# [TASK ITEM]
Across the entries below, how many lines contain the string "productor"? Only the number is wanted.

Segment Open

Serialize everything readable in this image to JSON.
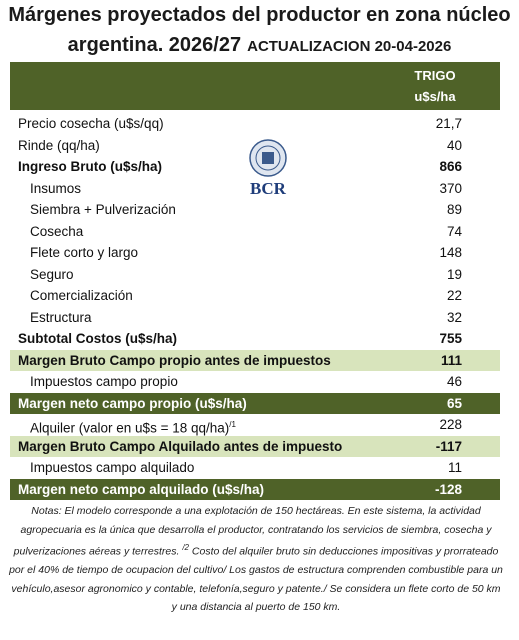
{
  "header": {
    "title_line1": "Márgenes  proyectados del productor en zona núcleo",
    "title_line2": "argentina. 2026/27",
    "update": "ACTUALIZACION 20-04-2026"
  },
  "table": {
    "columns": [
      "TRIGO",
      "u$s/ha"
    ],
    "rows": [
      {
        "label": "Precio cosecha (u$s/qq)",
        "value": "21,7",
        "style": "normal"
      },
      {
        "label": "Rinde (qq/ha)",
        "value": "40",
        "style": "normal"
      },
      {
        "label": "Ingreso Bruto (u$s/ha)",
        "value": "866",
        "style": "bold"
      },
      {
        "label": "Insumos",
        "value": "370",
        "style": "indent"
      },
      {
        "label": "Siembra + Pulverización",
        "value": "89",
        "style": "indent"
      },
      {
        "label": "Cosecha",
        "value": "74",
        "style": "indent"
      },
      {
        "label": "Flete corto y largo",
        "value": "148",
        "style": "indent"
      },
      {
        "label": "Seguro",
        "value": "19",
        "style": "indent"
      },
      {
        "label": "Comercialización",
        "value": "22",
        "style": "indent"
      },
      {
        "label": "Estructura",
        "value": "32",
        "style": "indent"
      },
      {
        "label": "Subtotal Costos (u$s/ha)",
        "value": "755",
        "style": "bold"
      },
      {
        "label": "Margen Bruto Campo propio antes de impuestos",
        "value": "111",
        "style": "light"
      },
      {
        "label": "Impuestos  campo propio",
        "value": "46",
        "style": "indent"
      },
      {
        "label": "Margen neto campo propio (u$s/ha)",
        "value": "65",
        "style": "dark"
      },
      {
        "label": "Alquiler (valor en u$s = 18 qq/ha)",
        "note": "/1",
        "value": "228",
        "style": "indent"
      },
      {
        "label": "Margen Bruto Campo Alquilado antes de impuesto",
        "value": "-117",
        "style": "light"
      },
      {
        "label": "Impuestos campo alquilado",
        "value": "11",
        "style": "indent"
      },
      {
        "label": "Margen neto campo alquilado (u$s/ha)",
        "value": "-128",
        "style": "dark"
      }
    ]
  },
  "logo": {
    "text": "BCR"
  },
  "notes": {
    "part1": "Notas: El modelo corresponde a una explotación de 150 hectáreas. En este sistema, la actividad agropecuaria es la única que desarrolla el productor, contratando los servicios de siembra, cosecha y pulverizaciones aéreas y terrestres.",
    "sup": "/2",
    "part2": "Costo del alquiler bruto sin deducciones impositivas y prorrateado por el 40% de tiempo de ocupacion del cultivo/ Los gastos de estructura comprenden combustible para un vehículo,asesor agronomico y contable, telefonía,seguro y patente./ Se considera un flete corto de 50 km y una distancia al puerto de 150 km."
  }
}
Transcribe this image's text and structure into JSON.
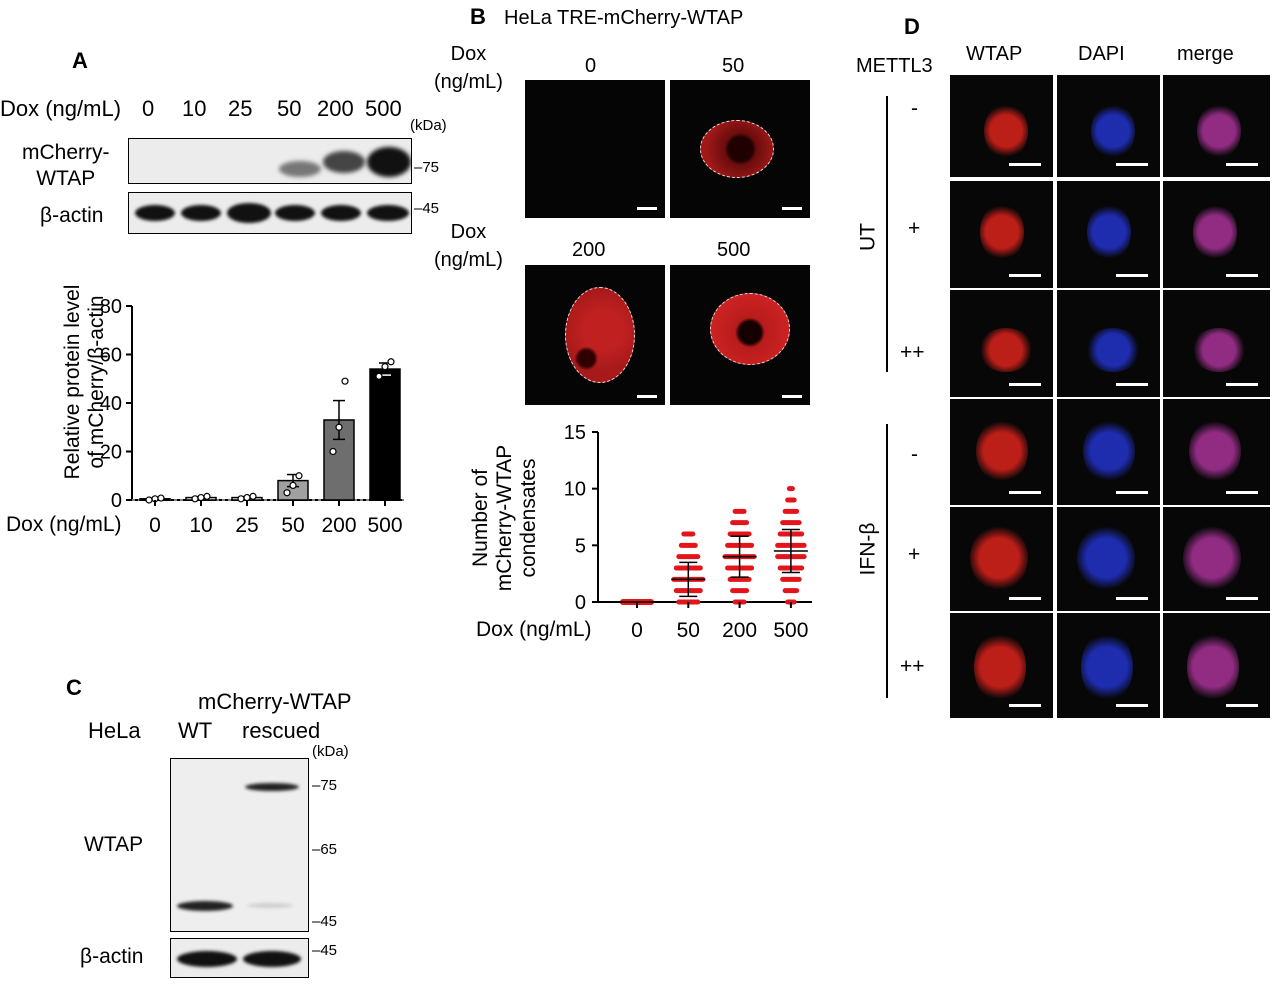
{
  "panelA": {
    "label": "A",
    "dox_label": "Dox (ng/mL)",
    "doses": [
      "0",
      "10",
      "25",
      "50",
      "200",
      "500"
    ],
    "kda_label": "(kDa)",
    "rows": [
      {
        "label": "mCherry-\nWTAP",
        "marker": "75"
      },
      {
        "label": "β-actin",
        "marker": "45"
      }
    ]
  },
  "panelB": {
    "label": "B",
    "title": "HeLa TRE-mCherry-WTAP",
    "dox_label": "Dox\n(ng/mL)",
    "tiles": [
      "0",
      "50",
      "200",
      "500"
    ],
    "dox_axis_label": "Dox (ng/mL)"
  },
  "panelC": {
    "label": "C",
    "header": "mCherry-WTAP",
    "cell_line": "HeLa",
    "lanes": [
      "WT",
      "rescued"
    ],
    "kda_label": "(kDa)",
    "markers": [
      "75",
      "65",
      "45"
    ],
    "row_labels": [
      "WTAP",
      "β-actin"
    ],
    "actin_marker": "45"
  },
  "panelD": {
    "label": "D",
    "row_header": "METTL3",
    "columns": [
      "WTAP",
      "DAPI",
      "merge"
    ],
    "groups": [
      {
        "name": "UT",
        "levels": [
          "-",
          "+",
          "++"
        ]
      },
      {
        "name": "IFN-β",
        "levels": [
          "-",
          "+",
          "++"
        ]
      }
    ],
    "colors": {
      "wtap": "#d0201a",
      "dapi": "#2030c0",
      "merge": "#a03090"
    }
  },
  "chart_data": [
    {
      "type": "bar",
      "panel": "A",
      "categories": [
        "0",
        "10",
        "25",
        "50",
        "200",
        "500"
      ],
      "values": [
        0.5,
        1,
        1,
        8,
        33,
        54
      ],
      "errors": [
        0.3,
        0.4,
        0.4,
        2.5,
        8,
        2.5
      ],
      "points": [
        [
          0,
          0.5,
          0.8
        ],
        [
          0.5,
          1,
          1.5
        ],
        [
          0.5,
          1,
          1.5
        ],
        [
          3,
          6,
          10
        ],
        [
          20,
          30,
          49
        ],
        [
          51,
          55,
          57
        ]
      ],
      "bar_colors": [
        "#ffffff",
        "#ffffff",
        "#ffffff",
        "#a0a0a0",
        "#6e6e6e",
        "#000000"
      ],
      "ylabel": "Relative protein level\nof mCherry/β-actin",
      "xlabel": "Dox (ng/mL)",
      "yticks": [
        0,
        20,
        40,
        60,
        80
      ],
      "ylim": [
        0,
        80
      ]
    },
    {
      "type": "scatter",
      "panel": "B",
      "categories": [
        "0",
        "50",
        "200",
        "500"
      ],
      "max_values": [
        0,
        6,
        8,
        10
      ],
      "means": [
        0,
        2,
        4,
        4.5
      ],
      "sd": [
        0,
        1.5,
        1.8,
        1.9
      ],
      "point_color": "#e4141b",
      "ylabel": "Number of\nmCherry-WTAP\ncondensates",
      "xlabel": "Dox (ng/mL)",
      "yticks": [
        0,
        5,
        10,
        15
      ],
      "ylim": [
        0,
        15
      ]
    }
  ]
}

Segment Closed
Segment Open

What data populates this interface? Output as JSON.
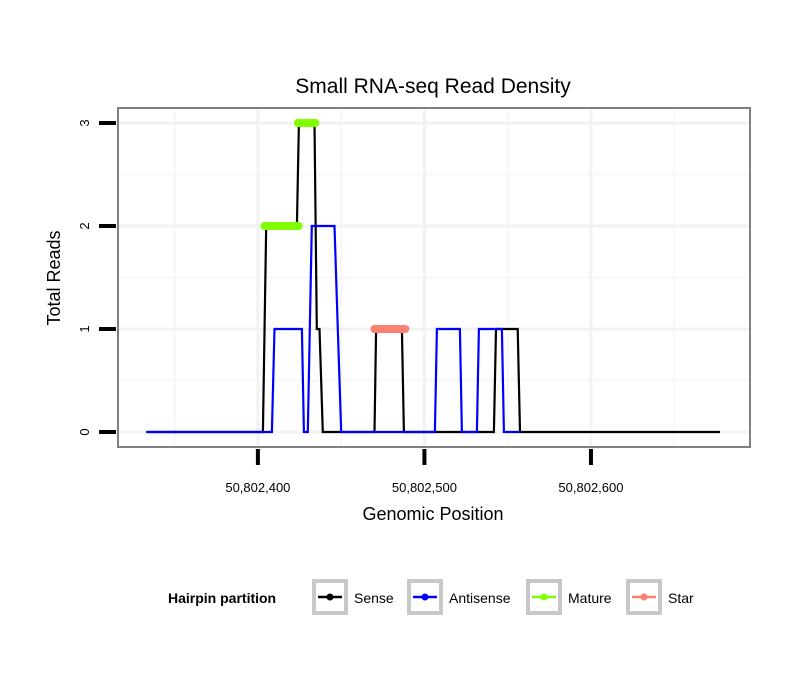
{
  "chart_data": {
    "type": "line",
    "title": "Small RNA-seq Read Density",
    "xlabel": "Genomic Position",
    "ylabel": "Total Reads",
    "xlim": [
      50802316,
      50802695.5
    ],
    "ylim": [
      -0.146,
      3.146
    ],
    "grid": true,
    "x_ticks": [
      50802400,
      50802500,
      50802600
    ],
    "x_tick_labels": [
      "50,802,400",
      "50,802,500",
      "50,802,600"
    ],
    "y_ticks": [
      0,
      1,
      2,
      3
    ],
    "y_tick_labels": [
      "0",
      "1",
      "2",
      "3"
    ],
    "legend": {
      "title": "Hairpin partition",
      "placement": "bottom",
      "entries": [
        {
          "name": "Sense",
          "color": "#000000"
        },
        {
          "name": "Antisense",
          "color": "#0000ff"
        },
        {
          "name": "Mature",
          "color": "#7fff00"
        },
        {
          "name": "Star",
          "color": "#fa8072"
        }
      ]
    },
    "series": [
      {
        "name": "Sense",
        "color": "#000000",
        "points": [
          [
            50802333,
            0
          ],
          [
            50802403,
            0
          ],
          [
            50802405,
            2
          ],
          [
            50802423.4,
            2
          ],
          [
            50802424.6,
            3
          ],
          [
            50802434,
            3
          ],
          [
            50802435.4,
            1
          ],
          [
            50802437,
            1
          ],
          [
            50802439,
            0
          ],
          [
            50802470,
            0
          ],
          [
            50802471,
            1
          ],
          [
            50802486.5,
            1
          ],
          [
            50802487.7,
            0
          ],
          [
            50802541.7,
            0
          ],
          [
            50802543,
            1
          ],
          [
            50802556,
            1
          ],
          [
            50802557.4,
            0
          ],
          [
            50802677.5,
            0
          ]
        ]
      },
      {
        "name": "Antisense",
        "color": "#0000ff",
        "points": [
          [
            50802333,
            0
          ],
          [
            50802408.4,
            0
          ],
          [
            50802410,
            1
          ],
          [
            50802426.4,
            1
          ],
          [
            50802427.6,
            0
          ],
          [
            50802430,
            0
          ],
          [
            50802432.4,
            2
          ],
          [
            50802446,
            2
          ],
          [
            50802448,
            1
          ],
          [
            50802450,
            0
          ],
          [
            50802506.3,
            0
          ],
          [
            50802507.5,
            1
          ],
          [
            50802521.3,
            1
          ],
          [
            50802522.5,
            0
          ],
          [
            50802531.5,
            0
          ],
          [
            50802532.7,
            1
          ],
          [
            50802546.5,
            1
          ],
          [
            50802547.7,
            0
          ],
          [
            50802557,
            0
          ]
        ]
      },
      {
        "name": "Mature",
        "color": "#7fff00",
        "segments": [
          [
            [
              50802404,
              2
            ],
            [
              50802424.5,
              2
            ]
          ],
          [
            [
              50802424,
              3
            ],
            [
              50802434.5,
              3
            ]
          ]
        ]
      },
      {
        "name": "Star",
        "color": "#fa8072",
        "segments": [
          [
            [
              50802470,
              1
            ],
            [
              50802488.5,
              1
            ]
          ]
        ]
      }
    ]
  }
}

Segment Closed

# [YOUR RESPONSE]
2